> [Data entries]
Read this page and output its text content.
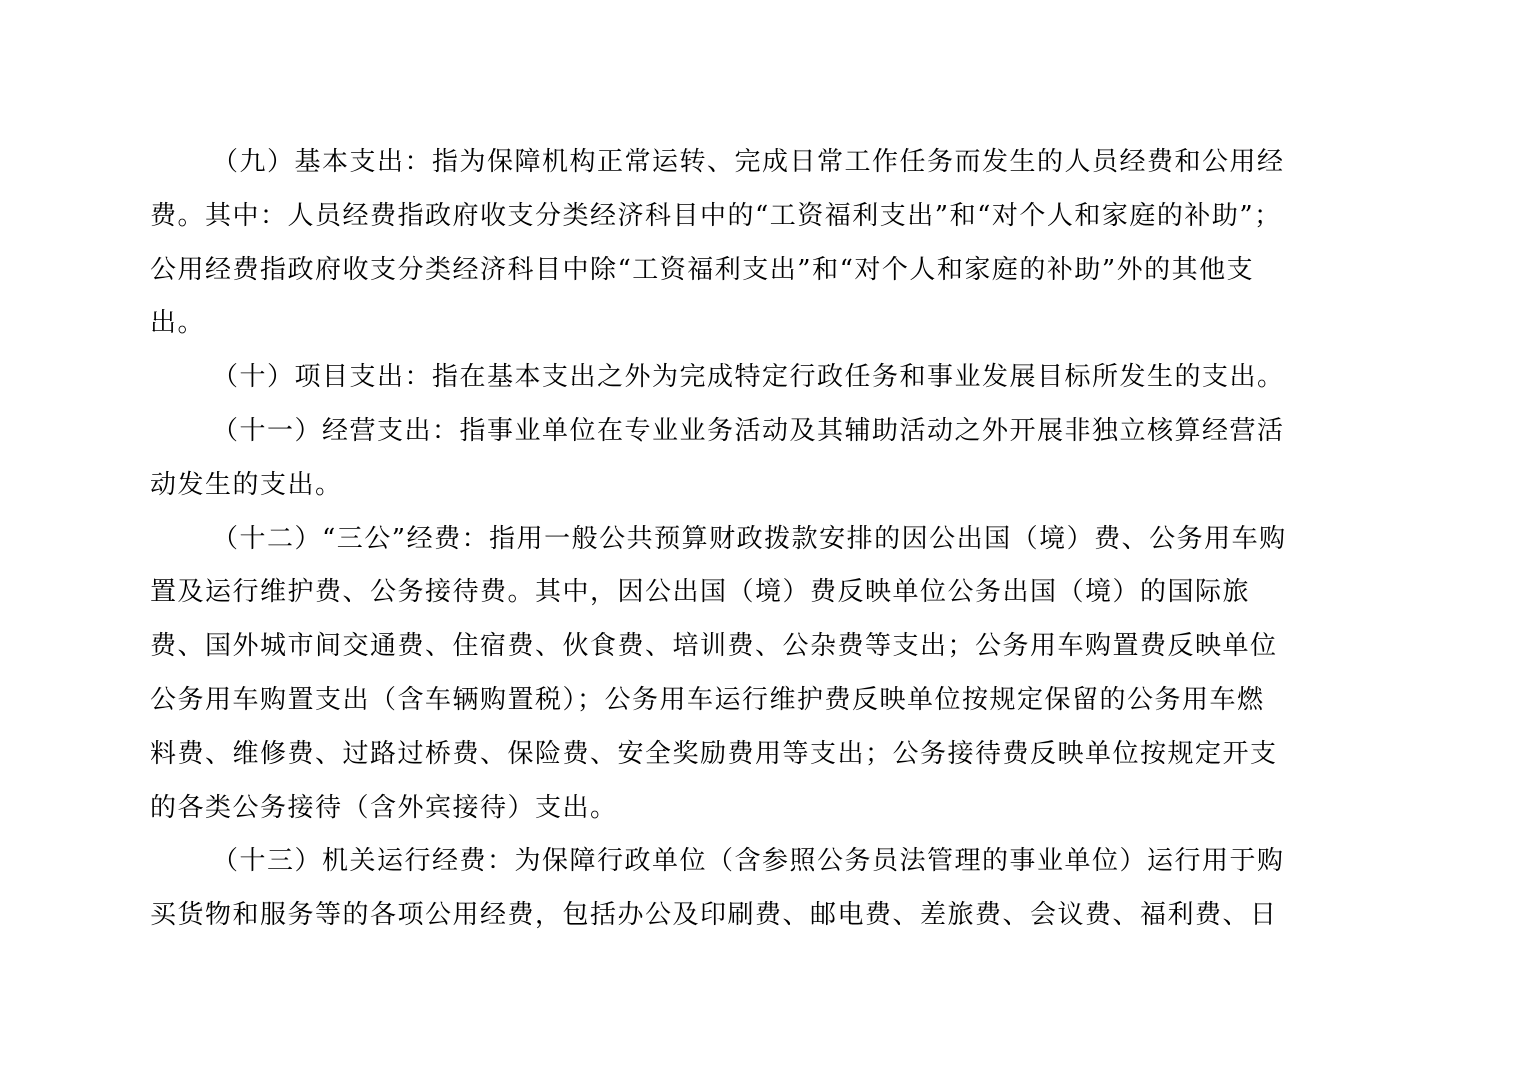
（九）基本支出：指为保障机构正常运转、完成日常工作任务而发生的人员经费和公用经
费。其中：人员经费指政府收支分类经济科目中的“工资福利支出”和“对个人和家庭的补助”；
公用经费指政府收支分类经济科目中除“工资福利支出”和“对个人和家庭的补助”外的其他支
出。
（十）项目支出：指在基本支出之外为完成特定行政任务和事业发展目标所发生的支出。
（十一）经营支出：指事业单位在专业业务活动及其辅助活动之外开展非独立核算经营活
动发生的支出。
（十二）“三公”经费：指用一般公共预算财政拨款安排的因公出国（境）费、公务用车购
置及运行维护费、公务接待费。其中，因公出国（境）费反映单位公务出国（境）的国际旅
费、国外城市间交通费、住宿费、伙食费、培训费、公杂费等支出；公务用车购置费反映单位
公务用车购置支出（含车辆购置税）；公务用车运行维护费反映单位按规定保留的公务用车燃
料费、维修费、过路过桥费、保险费、安全奖励费用等支出；公务接待费反映单位按规定开支
的各类公务接待（含外宾接待）支出。
（十三）机关运行经费：为保障行政单位（含参照公务员法管理的事业单位）运行用于购
买货物和服务等的各项公用经费，包括办公及印刷费、邮电费、差旅费、会议费、福利费、日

> [Requirements] Print every entry above again without changing a word, and omit the pictures.

> [Exercise solution]
Read this page and output its text content.
（九）基本支出：指为保障机构正常运转、完成日常工作任务而发生的人员经费和公用经
费。其中：人员经费指政府收支分类经济科目中的“工资福利支出”和“对个人和家庭的补助”；
公用经费指政府收支分类经济科目中除“工资福利支出”和“对个人和家庭的补助”外的其他支
出。
（十）项目支出：指在基本支出之外为完成特定行政任务和事业发展目标所发生的支出。
（十一）经营支出：指事业单位在专业业务活动及其辅助活动之外开展非独立核算经营活
动发生的支出。
（十二）“三公”经费：指用一般公共预算财政拨款安排的因公出国（境）费、公务用车购
置及运行维护费、公务接待费。其中，因公出国（境）费反映单位公务出国（境）的国际旅
费、国外城市间交通费、住宿费、伙食费、培训费、公杂费等支出；公务用车购置费反映单位
公务用车购置支出（含车辆购置税）；公务用车运行维护费反映单位按规定保留的公务用车燃
料费、维修费、过路过桥费、保险费、安全奖励费用等支出；公务接待费反映单位按规定开支
的各类公务接待（含外宾接待）支出。
（十三）机关运行经费：为保障行政单位（含参照公务员法管理的事业单位）运行用于购
买货物和服务等的各项公用经费，包括办公及印刷费、邮电费、差旅费、会议费、福利费、日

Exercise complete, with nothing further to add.